• _Request_: Restate each entry word for word, leaving nothing out.

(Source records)
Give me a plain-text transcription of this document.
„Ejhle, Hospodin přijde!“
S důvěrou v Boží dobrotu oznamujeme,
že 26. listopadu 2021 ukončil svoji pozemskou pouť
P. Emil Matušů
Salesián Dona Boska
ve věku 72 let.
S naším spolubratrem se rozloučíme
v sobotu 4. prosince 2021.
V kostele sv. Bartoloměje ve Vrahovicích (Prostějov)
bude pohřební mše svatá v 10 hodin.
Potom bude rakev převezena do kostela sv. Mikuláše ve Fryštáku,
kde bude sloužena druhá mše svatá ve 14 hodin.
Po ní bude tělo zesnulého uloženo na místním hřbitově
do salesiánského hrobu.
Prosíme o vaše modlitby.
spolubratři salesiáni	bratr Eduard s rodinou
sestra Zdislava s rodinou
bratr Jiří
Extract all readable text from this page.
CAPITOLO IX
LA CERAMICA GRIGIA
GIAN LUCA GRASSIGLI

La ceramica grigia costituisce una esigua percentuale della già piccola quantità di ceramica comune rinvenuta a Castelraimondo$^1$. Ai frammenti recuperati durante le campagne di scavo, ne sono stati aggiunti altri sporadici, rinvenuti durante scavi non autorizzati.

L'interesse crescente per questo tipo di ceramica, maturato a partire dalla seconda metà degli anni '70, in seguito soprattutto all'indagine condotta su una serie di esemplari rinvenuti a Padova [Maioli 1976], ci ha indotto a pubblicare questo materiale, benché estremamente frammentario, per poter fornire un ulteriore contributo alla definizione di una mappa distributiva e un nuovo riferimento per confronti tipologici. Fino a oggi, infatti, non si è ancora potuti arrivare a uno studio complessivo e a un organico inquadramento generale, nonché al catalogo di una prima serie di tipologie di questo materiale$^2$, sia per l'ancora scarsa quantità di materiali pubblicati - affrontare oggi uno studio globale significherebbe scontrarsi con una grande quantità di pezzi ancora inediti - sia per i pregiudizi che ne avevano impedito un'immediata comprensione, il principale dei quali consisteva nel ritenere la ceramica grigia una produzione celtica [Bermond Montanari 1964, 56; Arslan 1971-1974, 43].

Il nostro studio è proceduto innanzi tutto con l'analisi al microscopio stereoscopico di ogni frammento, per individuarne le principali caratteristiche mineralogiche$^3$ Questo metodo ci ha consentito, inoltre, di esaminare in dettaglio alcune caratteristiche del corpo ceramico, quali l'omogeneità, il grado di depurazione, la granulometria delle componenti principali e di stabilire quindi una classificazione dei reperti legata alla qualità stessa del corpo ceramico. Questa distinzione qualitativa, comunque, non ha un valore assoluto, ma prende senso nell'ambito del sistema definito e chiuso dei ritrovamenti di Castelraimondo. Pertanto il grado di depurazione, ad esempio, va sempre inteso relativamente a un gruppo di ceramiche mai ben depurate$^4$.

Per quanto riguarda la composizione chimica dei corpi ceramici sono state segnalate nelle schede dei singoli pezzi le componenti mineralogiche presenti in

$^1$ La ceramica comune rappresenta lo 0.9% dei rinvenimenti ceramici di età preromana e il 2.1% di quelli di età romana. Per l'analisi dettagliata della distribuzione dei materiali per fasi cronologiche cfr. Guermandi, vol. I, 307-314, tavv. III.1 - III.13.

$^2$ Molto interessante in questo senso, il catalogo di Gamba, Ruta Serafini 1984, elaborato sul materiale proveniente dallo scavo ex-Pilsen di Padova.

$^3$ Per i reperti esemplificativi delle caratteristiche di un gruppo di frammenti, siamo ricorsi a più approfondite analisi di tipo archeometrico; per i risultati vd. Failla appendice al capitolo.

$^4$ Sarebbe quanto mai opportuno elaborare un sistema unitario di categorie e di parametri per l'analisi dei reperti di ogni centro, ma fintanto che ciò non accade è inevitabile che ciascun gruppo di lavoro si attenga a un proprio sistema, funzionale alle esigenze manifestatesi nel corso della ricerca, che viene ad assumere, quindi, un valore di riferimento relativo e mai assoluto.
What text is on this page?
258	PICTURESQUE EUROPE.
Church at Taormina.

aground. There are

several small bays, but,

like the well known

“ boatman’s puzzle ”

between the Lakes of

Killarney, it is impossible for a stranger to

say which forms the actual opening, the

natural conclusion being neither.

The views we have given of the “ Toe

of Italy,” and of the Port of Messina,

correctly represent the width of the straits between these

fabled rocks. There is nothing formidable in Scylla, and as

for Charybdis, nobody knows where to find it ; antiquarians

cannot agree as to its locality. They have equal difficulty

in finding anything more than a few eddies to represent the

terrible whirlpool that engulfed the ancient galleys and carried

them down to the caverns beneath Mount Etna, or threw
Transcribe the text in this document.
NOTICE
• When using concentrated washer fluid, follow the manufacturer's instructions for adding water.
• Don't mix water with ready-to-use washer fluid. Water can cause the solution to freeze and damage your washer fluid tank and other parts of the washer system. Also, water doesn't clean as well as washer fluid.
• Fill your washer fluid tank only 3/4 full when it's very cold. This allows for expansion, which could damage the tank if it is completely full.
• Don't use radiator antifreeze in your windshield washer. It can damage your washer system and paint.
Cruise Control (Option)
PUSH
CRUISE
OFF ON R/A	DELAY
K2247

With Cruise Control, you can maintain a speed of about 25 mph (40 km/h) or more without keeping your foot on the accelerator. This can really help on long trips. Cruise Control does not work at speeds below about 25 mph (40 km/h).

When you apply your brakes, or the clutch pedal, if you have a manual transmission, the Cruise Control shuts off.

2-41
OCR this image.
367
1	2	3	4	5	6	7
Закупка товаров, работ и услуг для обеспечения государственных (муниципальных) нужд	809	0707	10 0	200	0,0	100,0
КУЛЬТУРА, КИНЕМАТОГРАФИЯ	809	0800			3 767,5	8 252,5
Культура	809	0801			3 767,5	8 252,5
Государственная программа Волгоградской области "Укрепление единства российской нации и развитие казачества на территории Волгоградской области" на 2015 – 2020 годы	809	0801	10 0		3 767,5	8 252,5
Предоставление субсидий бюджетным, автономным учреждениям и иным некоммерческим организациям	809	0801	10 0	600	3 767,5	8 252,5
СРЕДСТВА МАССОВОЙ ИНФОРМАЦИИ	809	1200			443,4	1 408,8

• _Correct result_:
Give me a plain-text transcription of this document.
„Ejhle, Hospodin přijde!“
S důvěrou v Boží dobrotu oznamujeme,
že 26. listopadu 2021 ukončil svoji pozemskou pouť
P. Emil Matušů
Salesián Dona Boska
ve věku 72 let.
S naším spolubratrem se rozloučíme
v sobotu 4. prosince 2021.
V kostele sv. Bartoloměje ve Vrahovicích (Prostějov)
bude pohřební mše svatá v 10 hodin.
Potom bude rakev převezena do kostela sv. Mikuláše ve Fryštáku,
kde bude sloužena druhá mše svatá ve 14 hodin.
Po ní bude tělo zesnulého uloženo na místním hřbitově
do salesiánského hrobu.
Prosíme o vaše modlitby.
spolubratři salesiáni	bratr Eduard s rodinou
sestra Zdislava s rodinou
bratr Jiří
Extract all readable text from this page.
CAPITOLO IX
LA CERAMICA GRIGIA
GIAN LUCA GRASSIGLI

La ceramica grigia costituisce una esigua percentuale della già piccola quantità di ceramica comune rinvenuta a Castelraimondo$^1$. Ai frammenti recuperati durante le campagne di scavo, ne sono stati aggiunti altri sporadici, rinvenuti durante scavi non autorizzati.

L'interesse crescente per questo tipo di ceramica, maturato a partire dalla seconda metà degli anni '70, in seguito soprattutto all'indagine condotta su una serie di esemplari rinvenuti a Padova [Maioli 1976], ci ha indotto a pubblicare questo materiale, benché estremamente frammentario, per poter fornire un ulteriore contributo alla definizione di una mappa distributiva e un nuovo riferimento per confronti tipologici. Fino a oggi, infatti, non si è ancora potuti arrivare a uno studio complessivo e a un organico inquadramento generale, nonché al catalogo di una prima serie di tipologie di questo materiale$^2$, sia per l'ancora scarsa quantità di materiali pubblicati - affrontare oggi uno studio globale significherebbe scontrarsi con una grande quantità di pezzi ancora inediti - sia per i pregiudizi che ne avevano impedito un'immediata comprensione, il principale dei quali consisteva nel ritenere la ceramica grigia una produzione celtica [Bermond Montanari 1964, 56; Arslan 1971-1974, 43].

Il nostro studio è proceduto innanzi tutto con l'analisi al microscopio stereoscopico di ogni frammento, per individuarne le principali caratteristiche mineralogiche$^3$ Questo metodo ci ha consentito, inoltre, di esaminare in dettaglio alcune caratteristiche del corpo ceramico, quali l'omogeneità, il grado di depurazione, la granulometria delle componenti principali e di stabilire quindi una classificazione dei reperti legata alla qualità stessa del corpo ceramico. Questa distinzione qualitativa, comunque, non ha un valore assoluto, ma prende senso nell'ambito del sistema definito e chiuso dei ritrovamenti di Castelraimondo. Pertanto il grado di depurazione, ad esempio, va sempre inteso relativamente a un gruppo di ceramiche mai ben depurate$^4$.

Per quanto riguarda la composizione chimica dei corpi ceramici sono state segnalate nelle schede dei singoli pezzi le componenti mineralogiche presenti in

$^1$ La ceramica comune rappresenta lo 0.9% dei rinvenimenti ceramici di età preromana e il 2.1% di quelli di età romana. Per l'analisi dettagliata della distribuzione dei materiali per fasi cronologiche cfr. Guermandi, vol. I, 307-314, tavv. III.1 - III.13.

$^2$ Molto interessante in questo senso, il catalogo di Gamba, Ruta Serafini 1984, elaborato sul materiale proveniente dallo scavo ex-Pilsen di Padova.

$^3$ Per i reperti esemplificativi delle caratteristiche di un gruppo di frammenti, siamo ricorsi a più approfondite analisi di tipo archeometrico; per i risultati vd. Failla appendice al capitolo.

$^4$ Sarebbe quanto mai opportuno elaborare un sistema unitario di categorie e di parametri per l'analisi dei reperti di ogni centro, ma fintanto che ciò non accade è inevitabile che ciascun gruppo di lavoro si attenga a un proprio sistema, funzionale alle esigenze manifestatesi nel corso della ricerca, che viene ad assumere, quindi, un valore di riferimento relativo e mai assoluto.
What text is on this page?
258	PICTURESQUE EUROPE.
Church at Taormina.

aground. There are

several small bays, but,

like the well known

“ boatman’s puzzle ”

between the Lakes of

Killarney, it is impossible for a stranger to

say which forms the actual opening, the

natural conclusion being neither.

The views we have given of the “ Toe

of Italy,” and of the Port of Messina,

correctly represent the width of the straits between these

fabled rocks. There is nothing formidable in Scylla, and as

for Charybdis, nobody knows where to find it ; antiquarians

cannot agree as to its locality. They have equal difficulty

in finding anything more than a few eddies to represent the

terrible whirlpool that engulfed the ancient galleys and carried

them down to the caverns beneath Mount Etna, or threw
Transcribe the text in this document.
NOTICE
• When using concentrated washer fluid, follow the manufacturer's instructions for adding water.
• Don't mix water with ready-to-use washer fluid. Water can cause the solution to freeze and damage your washer fluid tank and other parts of the washer system. Also, water doesn't clean as well as washer fluid.
• Fill your washer fluid tank only 3/4 full when it's very cold. This allows for expansion, which could damage the tank if it is completely full.
• Don't use radiator antifreeze in your windshield washer. It can damage your washer system and paint.
Cruise Control (Option)
PUSH
CRUISE
OFF ON R/A	DELAY
K2247

With Cruise Control, you can maintain a speed of about 25 mph (40 km/h) or more without keeping your foot on the accelerator. This can really help on long trips. Cruise Control does not work at speeds below about 25 mph (40 km/h).

When you apply your brakes, or the clutch pedal, if you have a manual transmission, the Cruise Control shuts off.

2-41
OCR this image.
367
1	2	3	4	5	6	7
Закупка товаров, работ и услуг для обеспечения государственных (муниципальных) нужд	809	0707	10 0	200	0,0	100,0
КУЛЬТУРА, КИНЕМАТОГРАФИЯ	809	0800			3 767,5	8 252,5
Культура	809	0801			3 767,5	8 252,5
Государственная программа Волгоградской области "Укрепление единства российской нации и развитие казачества на территории Волгоградской области" на 2015 – 2020 годы	809	0801	10 0		3 767,5	8 252,5
Предоставление субсидий бюджетным, автономным учреждениям и иным некоммерческим организациям	809	0801	10 0	600	3 767,5	8 252,5
СРЕДСТВА МАССОВОЙ ИНФОРМАЦИИ	809	1200			443,4	1 408,8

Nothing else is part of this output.